- **WRITTEN PROBLEM**
Pick out all lines with the word "dxva" from the records that follow.

----- RECORDS PROVIDED -----

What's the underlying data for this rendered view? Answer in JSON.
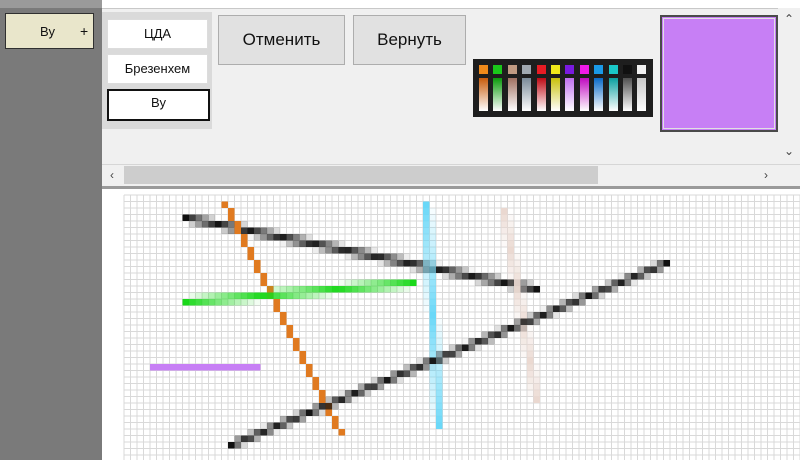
{
  "left_panel": {
    "tab_label": "Ву",
    "tab_add": "+"
  },
  "algorithms": [
    {
      "label": "ЦДА",
      "selected": false
    },
    {
      "label": "Брезенхем",
      "selected": false
    },
    {
      "label": "Ву",
      "selected": true
    }
  ],
  "toolbar": {
    "undo_label": "Отменить",
    "redo_label": "Вернуть"
  },
  "palette": {
    "top_row": [
      "#f08a1a",
      "#1ac81a",
      "#c09a82",
      "#a0a8b0",
      "#e81c24",
      "#f0e81a",
      "#7a1ae0",
      "#f01ae8",
      "#1a9ae8",
      "#1ac8c8",
      "#101010",
      "#f0f0f0"
    ],
    "bottom_row": [
      "#c85a0a",
      "#0a9a0a",
      "#a07060",
      "#7a8a98",
      "#c00a14",
      "#c8c00a",
      "#c070f0",
      "#c00ac0",
      "#0a6ac8",
      "#0aa0a0",
      "#505050",
      "#c8c8c8"
    ]
  },
  "current_color": "#c77ff5",
  "canvas_lines": [
    {
      "color": "#111111",
      "wu": true
    },
    {
      "color": "#e07a20",
      "wu": false
    },
    {
      "color": "#1ad81a",
      "wu": true
    },
    {
      "color": "#6ad8f8",
      "wu": true
    },
    {
      "color": "#ead8d0",
      "wu": true
    },
    {
      "color": "#111111",
      "wu": true
    },
    {
      "color": "#c77ff5",
      "wu": false
    }
  ]
}
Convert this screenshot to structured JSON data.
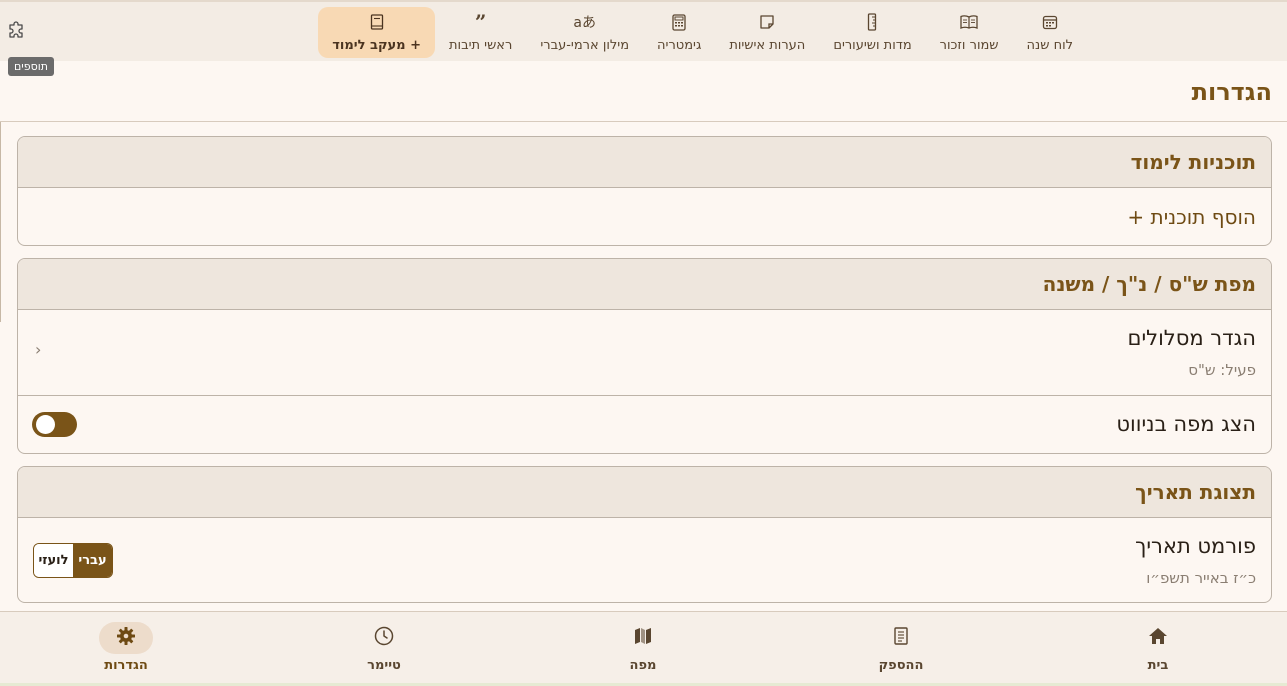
{
  "toolbar": {
    "items": [
      {
        "label": "לוח שנה",
        "icon": "calendar-icon"
      },
      {
        "label": "שמור וזכור",
        "icon": "open-book-icon"
      },
      {
        "label": "מדות ושיעורים",
        "icon": "ruler-icon"
      },
      {
        "label": "הערות אישיות",
        "icon": "sticky-note-icon"
      },
      {
        "label": "גימטריה",
        "icon": "calculator-icon"
      },
      {
        "label": "מילון ארמי-עברי",
        "icon": "translate-icon"
      },
      {
        "label": "ראשי תיבות",
        "icon": "quote-icon"
      },
      {
        "label": "מעקב לימוד +",
        "icon": "book-icon"
      }
    ],
    "addons_tooltip": "תוספים"
  },
  "page": {
    "title": "הגדרות"
  },
  "study_plans": {
    "header": "תוכניות לימוד",
    "add_label": "+ הוסף תוכנית"
  },
  "map_section": {
    "header": "מפת ש\"ס / נ\"ך / משנה",
    "routes_title": "הגדר מסלולים",
    "routes_sub": "פעיל: ש\"ס",
    "nav_map_title": "הצג מפה בניווט"
  },
  "date_section": {
    "header": "תצוגת תאריך",
    "format_title": "פורמט תאריך",
    "format_sub": "כ״ז באייר תשפ״ו",
    "opt_hebrew": "עברי",
    "opt_civil": "לועזי"
  },
  "bottom_nav": {
    "home": "בית",
    "hespek": "ההספק",
    "map": "מפה",
    "timer": "טיימר",
    "settings": "הגדרות"
  },
  "colors": {
    "accent": "#7a5418",
    "active_tab_bg": "#f8d9b4"
  }
}
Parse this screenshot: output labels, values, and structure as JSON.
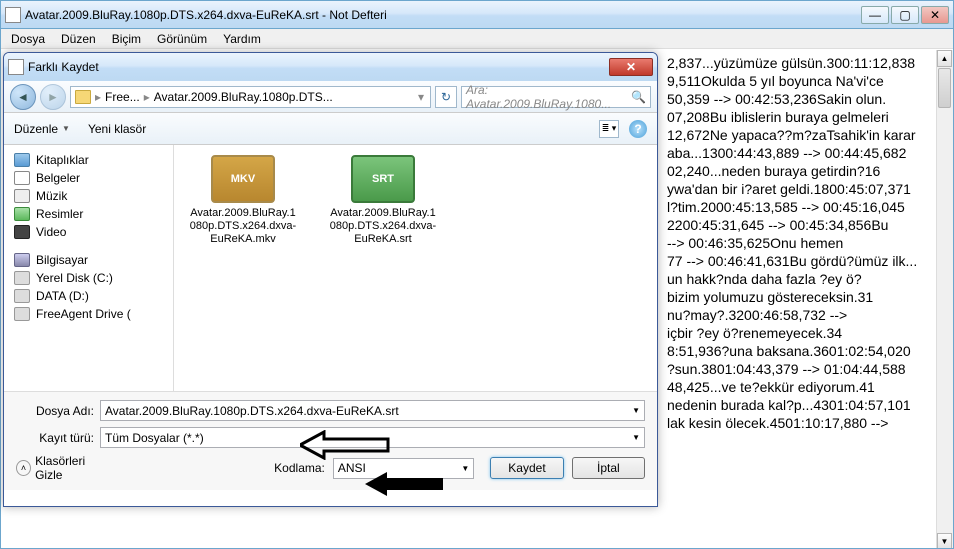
{
  "notepad": {
    "title": "Avatar.2009.BluRay.1080p.DTS.x264.dxva-EuReKA.srt - Not Defteri",
    "menu": [
      "Dosya",
      "Düzen",
      "Biçim",
      "Görünüm",
      "Yardım"
    ],
    "text": "2,837...yüzümüze gülsün.300:11:12,838\n9,511Okulda 5 yıl boyunca Na'vi'ce\n50,359 --> 00:42:53,236Sakin olun.\n07,208Bu iblislerin buraya gelmeleri\n12,672Ne yapaca??m?zaTsahik'in karar\naba...1300:44:43,889 --> 00:44:45,682\n02,240...neden buraya getirdin?16\nywa'dan bir i?aret geldi.1800:45:07,371\nl?tim.2000:45:13,585 --> 00:45:16,045\n2200:45:31,645 --> 00:45:34,856Bu\n--> 00:46:35,625Onu hemen\n77 --> 00:46:41,631Bu gördü?ümüz ilk...\nun hakk?nda daha fazla ?ey ö?\nbizim yolumuzu göstereceksin.31\nnu?may?.3200:46:58,732 -->\niçbir ?ey ö?renemeyecek.34\n8:51,936?una baksana.3601:02:54,020\n?sun.3801:04:43,379 --> 01:04:44,588\n48,425...ve te?ekkür ediyorum.41\nnedenin burada kal?p...4301:04:57,101\nlak kesin ölecek.4501:10:17,880 -->"
  },
  "dialog": {
    "title": "Farklı Kaydet",
    "breadcrumb": {
      "item1": "Free...",
      "item2": "Avatar.2009.BluRay.1080p.DTS...",
      "drop": "▸"
    },
    "searchPlaceholder": "Ara: Avatar.2009.BluRay.1080...",
    "toolbar": {
      "organize": "Düzenle",
      "newfolder": "Yeni klasör"
    },
    "sidebar": {
      "libs": "Kitaplıklar",
      "docs": "Belgeler",
      "music": "Müzik",
      "pics": "Resimler",
      "video": "Video",
      "computer": "Bilgisayar",
      "diskC": "Yerel Disk (C:)",
      "diskD": "DATA (D:)",
      "free": "FreeAgent Drive ("
    },
    "files": {
      "mkvLabel": "MKV",
      "mkvName": "Avatar.2009.BluRay.1080p.DTS.x264.dxva-EuReKA.mkv",
      "srtLabel": "SRT",
      "srtName": "Avatar.2009.BluRay.1080p.DTS.x264.dxva-EuReKA.srt"
    },
    "labels": {
      "filename": "Dosya Adı:",
      "filetype": "Kayıt türü:",
      "encoding": "Kodlama:",
      "hidefolders": "Klasörleri Gizle",
      "save": "Kaydet",
      "cancel": "İptal"
    },
    "values": {
      "filename": "Avatar.2009.BluRay.1080p.DTS.x264.dxva-EuReKA.srt",
      "filetype": "Tüm Dosyalar  (*.*)",
      "encoding": "ANSI"
    }
  }
}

-----

- **SOLUTION TO THE PROBLEM**
    "title": "Avatar.2009.BluRay.1080p.DTS.x264.dxva-EuReKA.srt - Not Defteri",
      "mkvName": "Avatar.2009.BluRay.1080p.DTS.x264.dxva-EuReKA.mkv",
      "srtName": "Avatar.2009.BluRay.1080p.DTS.x264.dxva-EuReKA.srt"
      "filename": "Avatar.2009.BluRay.1080p.DTS.x264.dxva-EuReKA.srt",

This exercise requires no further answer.